**MATERIAL PROVIDED**.
================
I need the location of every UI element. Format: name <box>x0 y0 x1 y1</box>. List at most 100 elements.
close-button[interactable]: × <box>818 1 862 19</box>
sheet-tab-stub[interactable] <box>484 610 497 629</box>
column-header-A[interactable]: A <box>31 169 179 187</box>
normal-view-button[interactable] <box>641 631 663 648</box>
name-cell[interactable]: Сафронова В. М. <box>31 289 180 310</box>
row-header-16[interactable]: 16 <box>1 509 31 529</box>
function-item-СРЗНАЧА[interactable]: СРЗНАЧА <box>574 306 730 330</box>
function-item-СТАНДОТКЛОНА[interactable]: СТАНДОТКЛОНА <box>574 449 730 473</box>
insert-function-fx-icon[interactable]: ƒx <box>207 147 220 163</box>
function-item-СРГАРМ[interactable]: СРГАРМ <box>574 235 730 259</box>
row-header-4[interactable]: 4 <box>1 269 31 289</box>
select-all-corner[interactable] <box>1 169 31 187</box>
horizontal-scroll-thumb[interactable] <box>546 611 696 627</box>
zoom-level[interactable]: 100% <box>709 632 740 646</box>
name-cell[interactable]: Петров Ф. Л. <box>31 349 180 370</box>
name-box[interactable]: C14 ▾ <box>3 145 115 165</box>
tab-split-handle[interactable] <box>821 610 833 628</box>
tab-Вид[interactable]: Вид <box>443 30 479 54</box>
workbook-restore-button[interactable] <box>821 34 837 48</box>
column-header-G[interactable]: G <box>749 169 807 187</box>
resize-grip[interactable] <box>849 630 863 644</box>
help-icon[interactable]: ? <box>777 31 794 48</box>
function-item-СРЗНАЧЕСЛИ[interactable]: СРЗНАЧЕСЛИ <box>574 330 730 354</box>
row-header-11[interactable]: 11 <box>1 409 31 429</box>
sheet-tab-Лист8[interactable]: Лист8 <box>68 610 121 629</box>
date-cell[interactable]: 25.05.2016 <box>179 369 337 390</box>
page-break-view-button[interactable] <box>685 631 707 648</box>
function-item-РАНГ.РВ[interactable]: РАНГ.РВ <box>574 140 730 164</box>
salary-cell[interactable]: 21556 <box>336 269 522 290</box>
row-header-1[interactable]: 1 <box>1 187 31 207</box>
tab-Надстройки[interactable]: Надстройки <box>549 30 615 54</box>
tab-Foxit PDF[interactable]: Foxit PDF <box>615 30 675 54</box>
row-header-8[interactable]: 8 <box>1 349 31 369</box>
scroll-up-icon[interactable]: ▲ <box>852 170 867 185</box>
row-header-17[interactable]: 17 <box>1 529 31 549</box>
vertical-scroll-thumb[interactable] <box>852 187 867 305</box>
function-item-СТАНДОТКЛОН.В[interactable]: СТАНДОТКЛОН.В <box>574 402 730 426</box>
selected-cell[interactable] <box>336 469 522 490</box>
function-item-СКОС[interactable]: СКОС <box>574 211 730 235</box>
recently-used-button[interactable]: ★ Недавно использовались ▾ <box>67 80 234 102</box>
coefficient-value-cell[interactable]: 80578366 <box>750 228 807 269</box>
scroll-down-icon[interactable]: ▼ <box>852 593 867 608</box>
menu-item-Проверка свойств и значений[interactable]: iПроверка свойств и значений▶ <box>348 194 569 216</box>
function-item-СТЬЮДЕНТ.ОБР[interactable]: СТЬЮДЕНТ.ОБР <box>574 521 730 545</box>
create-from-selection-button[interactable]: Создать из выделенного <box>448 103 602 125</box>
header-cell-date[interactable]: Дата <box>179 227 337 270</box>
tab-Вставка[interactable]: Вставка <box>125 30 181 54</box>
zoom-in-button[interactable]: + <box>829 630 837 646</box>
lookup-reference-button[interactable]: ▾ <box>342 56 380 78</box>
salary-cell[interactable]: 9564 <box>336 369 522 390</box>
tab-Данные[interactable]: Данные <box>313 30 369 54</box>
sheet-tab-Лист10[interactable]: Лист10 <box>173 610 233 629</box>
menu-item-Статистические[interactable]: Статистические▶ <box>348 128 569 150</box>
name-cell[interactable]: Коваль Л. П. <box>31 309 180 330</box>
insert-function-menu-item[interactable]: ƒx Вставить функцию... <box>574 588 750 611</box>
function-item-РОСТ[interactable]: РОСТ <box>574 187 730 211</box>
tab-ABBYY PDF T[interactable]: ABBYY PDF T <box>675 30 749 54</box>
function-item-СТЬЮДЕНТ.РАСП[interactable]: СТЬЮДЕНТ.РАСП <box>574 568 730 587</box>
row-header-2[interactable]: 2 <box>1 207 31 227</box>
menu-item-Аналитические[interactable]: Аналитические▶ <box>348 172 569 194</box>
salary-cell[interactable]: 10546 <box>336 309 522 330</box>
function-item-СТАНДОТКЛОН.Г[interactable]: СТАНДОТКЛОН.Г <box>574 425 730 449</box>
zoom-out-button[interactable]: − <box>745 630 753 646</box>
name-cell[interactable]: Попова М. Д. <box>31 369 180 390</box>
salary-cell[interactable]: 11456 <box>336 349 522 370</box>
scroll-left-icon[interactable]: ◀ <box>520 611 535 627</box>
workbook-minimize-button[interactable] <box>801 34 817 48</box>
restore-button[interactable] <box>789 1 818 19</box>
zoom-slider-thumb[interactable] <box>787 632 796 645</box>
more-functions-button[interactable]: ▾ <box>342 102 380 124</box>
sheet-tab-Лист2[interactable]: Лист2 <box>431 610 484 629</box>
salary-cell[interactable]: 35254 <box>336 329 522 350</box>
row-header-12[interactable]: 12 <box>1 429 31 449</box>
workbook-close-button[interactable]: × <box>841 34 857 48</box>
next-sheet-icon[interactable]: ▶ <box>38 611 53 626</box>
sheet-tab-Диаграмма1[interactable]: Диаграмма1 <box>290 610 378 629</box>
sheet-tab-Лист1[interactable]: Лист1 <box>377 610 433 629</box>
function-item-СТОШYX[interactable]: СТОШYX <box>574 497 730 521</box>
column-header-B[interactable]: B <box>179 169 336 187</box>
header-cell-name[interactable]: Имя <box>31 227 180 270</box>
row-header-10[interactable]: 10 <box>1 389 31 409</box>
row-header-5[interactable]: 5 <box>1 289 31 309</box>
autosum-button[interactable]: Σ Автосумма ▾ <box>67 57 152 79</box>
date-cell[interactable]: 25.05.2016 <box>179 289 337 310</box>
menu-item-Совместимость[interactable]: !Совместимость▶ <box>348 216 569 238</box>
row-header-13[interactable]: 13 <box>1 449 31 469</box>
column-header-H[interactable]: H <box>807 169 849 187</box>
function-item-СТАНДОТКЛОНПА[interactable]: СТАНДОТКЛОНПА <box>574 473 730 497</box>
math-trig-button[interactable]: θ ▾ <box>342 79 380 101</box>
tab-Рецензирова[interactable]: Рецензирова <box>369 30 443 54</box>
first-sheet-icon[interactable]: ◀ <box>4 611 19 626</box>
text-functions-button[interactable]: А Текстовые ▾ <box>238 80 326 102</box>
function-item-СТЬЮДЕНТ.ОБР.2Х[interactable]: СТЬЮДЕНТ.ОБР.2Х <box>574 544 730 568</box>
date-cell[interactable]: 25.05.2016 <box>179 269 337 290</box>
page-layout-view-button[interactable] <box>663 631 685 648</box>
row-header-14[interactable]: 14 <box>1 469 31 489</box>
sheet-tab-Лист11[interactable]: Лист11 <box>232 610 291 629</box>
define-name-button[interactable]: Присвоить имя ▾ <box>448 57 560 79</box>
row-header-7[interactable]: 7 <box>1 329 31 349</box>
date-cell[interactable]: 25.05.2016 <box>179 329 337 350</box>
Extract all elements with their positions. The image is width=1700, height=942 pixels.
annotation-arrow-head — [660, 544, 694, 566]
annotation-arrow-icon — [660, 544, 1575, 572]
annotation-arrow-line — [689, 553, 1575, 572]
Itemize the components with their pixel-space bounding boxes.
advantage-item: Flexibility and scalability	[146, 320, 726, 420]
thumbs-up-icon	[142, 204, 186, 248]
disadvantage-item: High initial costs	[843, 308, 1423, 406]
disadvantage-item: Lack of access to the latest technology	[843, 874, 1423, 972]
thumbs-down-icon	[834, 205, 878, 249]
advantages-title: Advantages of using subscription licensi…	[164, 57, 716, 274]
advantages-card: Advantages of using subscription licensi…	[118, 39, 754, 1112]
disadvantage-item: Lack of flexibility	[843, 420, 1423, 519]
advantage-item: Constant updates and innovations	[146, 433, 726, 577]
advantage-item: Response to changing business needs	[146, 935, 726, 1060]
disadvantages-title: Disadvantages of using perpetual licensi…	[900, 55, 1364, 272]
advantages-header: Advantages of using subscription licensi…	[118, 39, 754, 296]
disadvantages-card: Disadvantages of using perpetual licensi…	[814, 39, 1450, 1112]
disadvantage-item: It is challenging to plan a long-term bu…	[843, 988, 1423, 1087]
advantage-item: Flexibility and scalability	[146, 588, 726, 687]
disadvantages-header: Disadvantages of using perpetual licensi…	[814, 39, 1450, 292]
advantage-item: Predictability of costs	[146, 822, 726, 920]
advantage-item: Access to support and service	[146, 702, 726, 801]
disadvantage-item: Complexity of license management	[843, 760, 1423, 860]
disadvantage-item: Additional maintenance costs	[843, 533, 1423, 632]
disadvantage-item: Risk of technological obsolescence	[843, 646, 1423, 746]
================
**EXERCISE INSTRUCTIONS**. Pick out every line of the entries above that contains the word "Disadvantages", matching uppercase and lowercase exactly.

**SOLVED PROBLEM**.
disadvantages-title: Disadvantages of using perpetual licensi…	[900, 55, 1364, 272]
disadvantages-card: Disadvantages of using perpetual licensi…	[814, 39, 1450, 1112]
disadvantages-header: Disadvantages of using perpetual licensi…	[814, 39, 1450, 292]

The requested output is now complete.